> _Records_
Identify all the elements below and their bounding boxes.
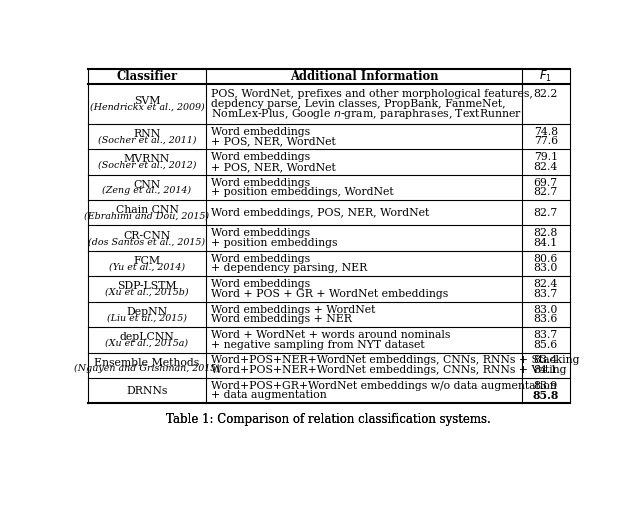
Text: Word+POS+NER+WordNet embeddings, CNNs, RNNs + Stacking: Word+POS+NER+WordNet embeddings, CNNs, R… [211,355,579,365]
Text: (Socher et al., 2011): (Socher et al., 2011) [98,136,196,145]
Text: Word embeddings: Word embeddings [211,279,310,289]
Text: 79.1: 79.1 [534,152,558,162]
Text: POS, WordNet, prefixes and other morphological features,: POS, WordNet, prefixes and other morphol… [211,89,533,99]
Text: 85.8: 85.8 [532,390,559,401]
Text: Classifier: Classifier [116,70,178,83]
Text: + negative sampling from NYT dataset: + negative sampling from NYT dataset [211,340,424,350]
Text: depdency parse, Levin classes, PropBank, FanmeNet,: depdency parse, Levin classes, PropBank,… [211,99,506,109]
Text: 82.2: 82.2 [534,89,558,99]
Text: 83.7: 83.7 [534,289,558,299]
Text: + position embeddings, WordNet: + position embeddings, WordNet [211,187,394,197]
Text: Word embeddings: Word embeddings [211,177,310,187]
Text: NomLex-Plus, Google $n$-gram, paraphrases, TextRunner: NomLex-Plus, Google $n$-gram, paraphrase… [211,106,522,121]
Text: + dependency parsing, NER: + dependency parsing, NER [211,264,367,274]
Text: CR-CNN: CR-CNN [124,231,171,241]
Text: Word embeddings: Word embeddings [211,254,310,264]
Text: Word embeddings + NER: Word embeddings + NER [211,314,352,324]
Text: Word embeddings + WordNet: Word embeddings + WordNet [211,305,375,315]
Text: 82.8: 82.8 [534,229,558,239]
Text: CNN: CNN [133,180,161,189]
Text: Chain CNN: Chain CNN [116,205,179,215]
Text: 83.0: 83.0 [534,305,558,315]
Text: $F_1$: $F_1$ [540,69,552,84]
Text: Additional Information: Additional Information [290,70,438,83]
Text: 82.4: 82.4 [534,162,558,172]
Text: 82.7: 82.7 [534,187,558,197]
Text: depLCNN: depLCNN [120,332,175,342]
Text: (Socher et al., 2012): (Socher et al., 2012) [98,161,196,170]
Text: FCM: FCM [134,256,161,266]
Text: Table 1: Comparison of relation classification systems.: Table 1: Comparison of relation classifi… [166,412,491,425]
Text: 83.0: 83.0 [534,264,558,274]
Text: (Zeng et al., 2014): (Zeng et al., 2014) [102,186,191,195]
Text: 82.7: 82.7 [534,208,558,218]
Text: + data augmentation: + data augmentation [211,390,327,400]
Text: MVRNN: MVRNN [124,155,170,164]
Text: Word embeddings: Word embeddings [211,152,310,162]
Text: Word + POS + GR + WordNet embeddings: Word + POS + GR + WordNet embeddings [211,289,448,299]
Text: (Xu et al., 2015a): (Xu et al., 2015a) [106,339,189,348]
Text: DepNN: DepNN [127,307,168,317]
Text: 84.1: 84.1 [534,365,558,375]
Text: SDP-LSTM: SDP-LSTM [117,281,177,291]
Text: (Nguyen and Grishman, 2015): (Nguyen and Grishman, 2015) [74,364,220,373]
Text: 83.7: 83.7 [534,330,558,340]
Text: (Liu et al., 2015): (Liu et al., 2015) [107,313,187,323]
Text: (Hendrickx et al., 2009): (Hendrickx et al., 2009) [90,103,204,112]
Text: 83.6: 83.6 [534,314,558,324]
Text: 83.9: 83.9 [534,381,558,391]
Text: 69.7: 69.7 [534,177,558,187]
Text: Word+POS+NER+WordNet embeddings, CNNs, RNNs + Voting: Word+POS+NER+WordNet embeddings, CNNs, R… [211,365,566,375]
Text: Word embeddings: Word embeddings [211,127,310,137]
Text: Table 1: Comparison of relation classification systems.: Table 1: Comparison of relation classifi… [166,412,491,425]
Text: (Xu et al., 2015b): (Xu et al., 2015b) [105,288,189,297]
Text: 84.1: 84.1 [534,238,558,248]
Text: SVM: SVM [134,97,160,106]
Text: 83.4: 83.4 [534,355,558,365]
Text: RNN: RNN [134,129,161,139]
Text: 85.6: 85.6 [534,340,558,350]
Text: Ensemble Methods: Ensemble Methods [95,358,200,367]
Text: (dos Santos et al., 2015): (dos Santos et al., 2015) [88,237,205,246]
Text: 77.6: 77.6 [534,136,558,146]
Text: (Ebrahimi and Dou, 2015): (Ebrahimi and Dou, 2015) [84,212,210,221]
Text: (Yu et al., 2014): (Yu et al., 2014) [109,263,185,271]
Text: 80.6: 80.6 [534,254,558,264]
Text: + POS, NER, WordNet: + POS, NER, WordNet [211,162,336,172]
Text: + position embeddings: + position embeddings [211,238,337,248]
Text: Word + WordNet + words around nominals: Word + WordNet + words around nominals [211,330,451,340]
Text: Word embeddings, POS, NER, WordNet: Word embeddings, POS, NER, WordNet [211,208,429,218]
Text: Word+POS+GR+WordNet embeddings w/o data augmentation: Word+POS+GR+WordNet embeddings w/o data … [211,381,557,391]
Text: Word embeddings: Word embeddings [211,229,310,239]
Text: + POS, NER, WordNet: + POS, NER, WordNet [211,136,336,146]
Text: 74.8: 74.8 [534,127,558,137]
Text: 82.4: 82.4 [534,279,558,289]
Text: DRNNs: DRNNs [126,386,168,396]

> _Short exercise_
In the data, take the lines from the one containing "CNNs, R… [211,355,579,365]" up to and including the one containing "Text: Word embeddings: Word embeddings [211,177,310,187]". Give only those lines, with "embeddings" replaced by "vectors" and nothing else changed.

> _The answer_
Text: Word+POS+NER+WordNet vectors, CNNs, RNNs + Stacking: Word+POS+NER+WordNet vectors, CNNs, R… [211,355,579,365]
Text: (Socher et al., 2011): (Socher et al., 2011) [98,136,196,145]
Text: Word vectors: Word vectors [211,279,310,289]
Text: 79.1: 79.1 [534,152,558,162]
Text: POS, WordNet, prefixes and other morphological features,: POS, WordNet, prefixes and other morphol… [211,89,533,99]
Text: 85.8: 85.8 [532,390,559,401]
Text: Classifier: Classifier [116,70,178,83]
Text: + negative sampling from NYT dataset: + negative sampling from NYT dataset [211,340,424,350]
Text: depdency parse, Levin classes, PropBank, FanmeNet,: depdency parse, Levin classes, PropBank,… [211,99,506,109]
Text: 82.2: 82.2 [534,89,558,99]
Text: 83.7: 83.7 [534,289,558,299]
Text: + position vectors, WordNet: + position vectors, WordNet [211,187,394,197]
Text: Word vectors: Word vectors [211,177,310,187]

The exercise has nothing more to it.